- Data supplied -
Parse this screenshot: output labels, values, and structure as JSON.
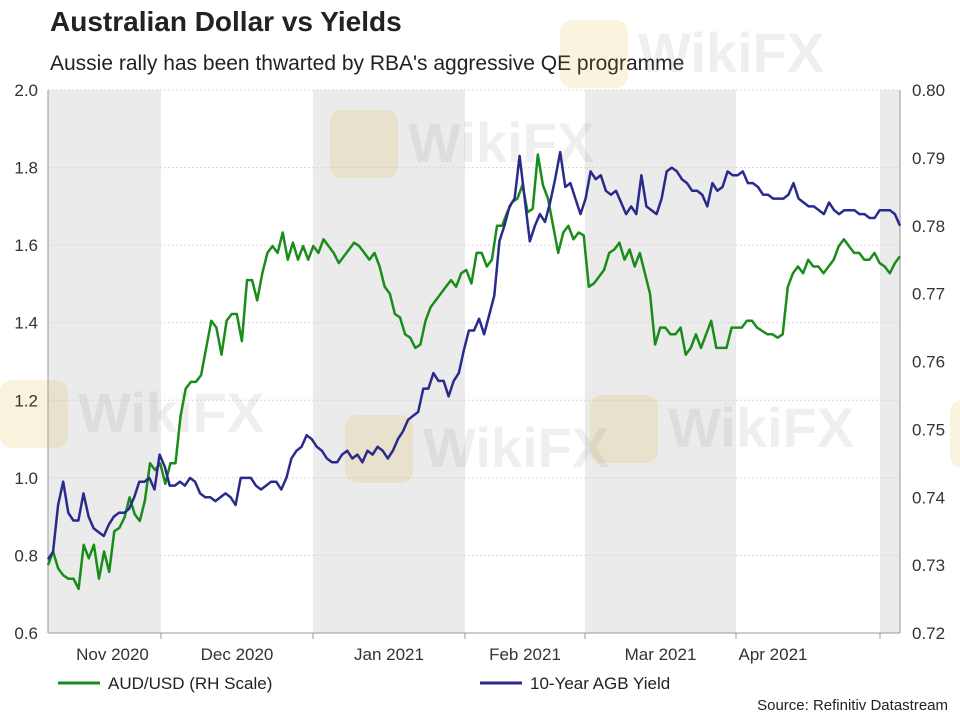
{
  "title": "Australian Dollar vs Yields",
  "subtitle": "Aussie rally has been thwarted by RBA's aggressive QE programme",
  "source": "Source: Refinitiv Datastream",
  "watermark": "WikiFX",
  "chart_data": {
    "type": "line",
    "x_labels": [
      "Nov 2020",
      "Dec 2020",
      "Jan 2021",
      "Feb 2021",
      "Mar 2021",
      "Apr 2021"
    ],
    "left_axis": {
      "ticks": [
        "0.6",
        "0.8",
        "1.0",
        "1.2",
        "1.4",
        "1.6",
        "1.8",
        "2.0"
      ],
      "ylim": [
        0.6,
        2.0
      ]
    },
    "right_axis": {
      "ticks": [
        "0.72",
        "0.73",
        "0.74",
        "0.75",
        "0.76",
        "0.77",
        "0.78",
        "0.79",
        "0.80"
      ],
      "ylim": [
        0.72,
        0.8
      ]
    },
    "grid": true,
    "shaded_months": [
      "Nov 2020",
      "Jan 2021",
      "Mar 2021"
    ],
    "legend_position": "bottom",
    "series": [
      {
        "name": "AUD/USD (RH Scale)",
        "axis": "right",
        "color": "#1a8c1a",
        "values": [
          0.73,
          0.732,
          0.7295,
          0.7285,
          0.728,
          0.728,
          0.7265,
          0.733,
          0.731,
          0.733,
          0.728,
          0.732,
          0.729,
          0.735,
          0.7355,
          0.737,
          0.74,
          0.7375,
          0.7365,
          0.7395,
          0.745,
          0.744,
          0.745,
          0.742,
          0.745,
          0.745,
          0.752,
          0.756,
          0.757,
          0.757,
          0.758,
          0.762,
          0.766,
          0.765,
          0.761,
          0.766,
          0.767,
          0.767,
          0.763,
          0.772,
          0.772,
          0.769,
          0.773,
          0.776,
          0.777,
          0.776,
          0.779,
          0.775,
          0.7775,
          0.775,
          0.777,
          0.775,
          0.777,
          0.776,
          0.778,
          0.777,
          0.776,
          0.7745,
          0.7755,
          0.7765,
          0.7775,
          0.777,
          0.776,
          0.775,
          0.776,
          0.774,
          0.771,
          0.77,
          0.767,
          0.7665,
          0.764,
          0.7635,
          0.762,
          0.7625,
          0.766,
          0.768,
          0.769,
          0.77,
          0.771,
          0.772,
          0.771,
          0.773,
          0.7735,
          0.7715,
          0.776,
          0.776,
          0.774,
          0.775,
          0.78,
          0.78,
          0.782,
          0.7835,
          0.784,
          0.786,
          0.782,
          0.7825,
          0.7905,
          0.786,
          0.784,
          0.78,
          0.776,
          0.779,
          0.78,
          0.778,
          0.779,
          0.7786,
          0.771,
          0.7715,
          0.7725,
          0.7735,
          0.776,
          0.7765,
          0.7775,
          0.775,
          0.7765,
          0.774,
          0.776,
          0.773,
          0.77,
          0.7625,
          0.765,
          0.765,
          0.764,
          0.764,
          0.765,
          0.761,
          0.762,
          0.764,
          0.762,
          0.764,
          0.766,
          0.762,
          0.762,
          0.762,
          0.765,
          0.765,
          0.765,
          0.766,
          0.766,
          0.765,
          0.7645,
          0.764,
          0.764,
          0.7635,
          0.764,
          0.771,
          0.773,
          0.774,
          0.773,
          0.775,
          0.774,
          0.774,
          0.773,
          0.774,
          0.775,
          0.777,
          0.778,
          0.777,
          0.776,
          0.776,
          0.775,
          0.775,
          0.776,
          0.7745,
          0.774,
          0.773,
          0.7745,
          0.7755
        ]
      },
      {
        "name": "10-Year AGB Yield",
        "axis": "left",
        "color": "#2a2a8c",
        "values": [
          0.79,
          0.81,
          0.93,
          0.99,
          0.91,
          0.89,
          0.89,
          0.96,
          0.9,
          0.87,
          0.86,
          0.85,
          0.88,
          0.9,
          0.91,
          0.91,
          0.92,
          0.95,
          0.99,
          0.99,
          1.0,
          0.97,
          1.06,
          1.03,
          0.98,
          0.98,
          0.99,
          0.98,
          1.0,
          0.99,
          0.96,
          0.95,
          0.95,
          0.94,
          0.95,
          0.96,
          0.95,
          0.93,
          1.0,
          1.0,
          1.0,
          0.98,
          0.97,
          0.98,
          0.99,
          0.99,
          0.97,
          1.0,
          1.05,
          1.07,
          1.08,
          1.11,
          1.1,
          1.08,
          1.07,
          1.05,
          1.04,
          1.04,
          1.06,
          1.07,
          1.05,
          1.06,
          1.04,
          1.07,
          1.06,
          1.08,
          1.07,
          1.05,
          1.07,
          1.1,
          1.12,
          1.15,
          1.16,
          1.17,
          1.23,
          1.23,
          1.27,
          1.25,
          1.25,
          1.21,
          1.25,
          1.27,
          1.33,
          1.38,
          1.38,
          1.41,
          1.37,
          1.42,
          1.47,
          1.61,
          1.65,
          1.7,
          1.72,
          1.83,
          1.72,
          1.61,
          1.65,
          1.68,
          1.66,
          1.71,
          1.77,
          1.84,
          1.75,
          1.76,
          1.72,
          1.68,
          1.72,
          1.79,
          1.77,
          1.78,
          1.74,
          1.73,
          1.74,
          1.71,
          1.68,
          1.7,
          1.68,
          1.78,
          1.7,
          1.69,
          1.68,
          1.72,
          1.79,
          1.8,
          1.79,
          1.77,
          1.76,
          1.74,
          1.74,
          1.73,
          1.7,
          1.76,
          1.74,
          1.75,
          1.79,
          1.78,
          1.78,
          1.79,
          1.76,
          1.76,
          1.75,
          1.73,
          1.73,
          1.72,
          1.72,
          1.72,
          1.73,
          1.76,
          1.72,
          1.71,
          1.7,
          1.7,
          1.69,
          1.68,
          1.71,
          1.69,
          1.68,
          1.69,
          1.69,
          1.69,
          1.68,
          1.68,
          1.67,
          1.67,
          1.69,
          1.69,
          1.69,
          1.68,
          1.65
        ]
      }
    ]
  }
}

- Challenge -
Copy every line of the listing that includes the string "name".

- Exercise result -
        "name": "AUD/USD (RH Scale)",
        "name": "10-Year AGB Yield",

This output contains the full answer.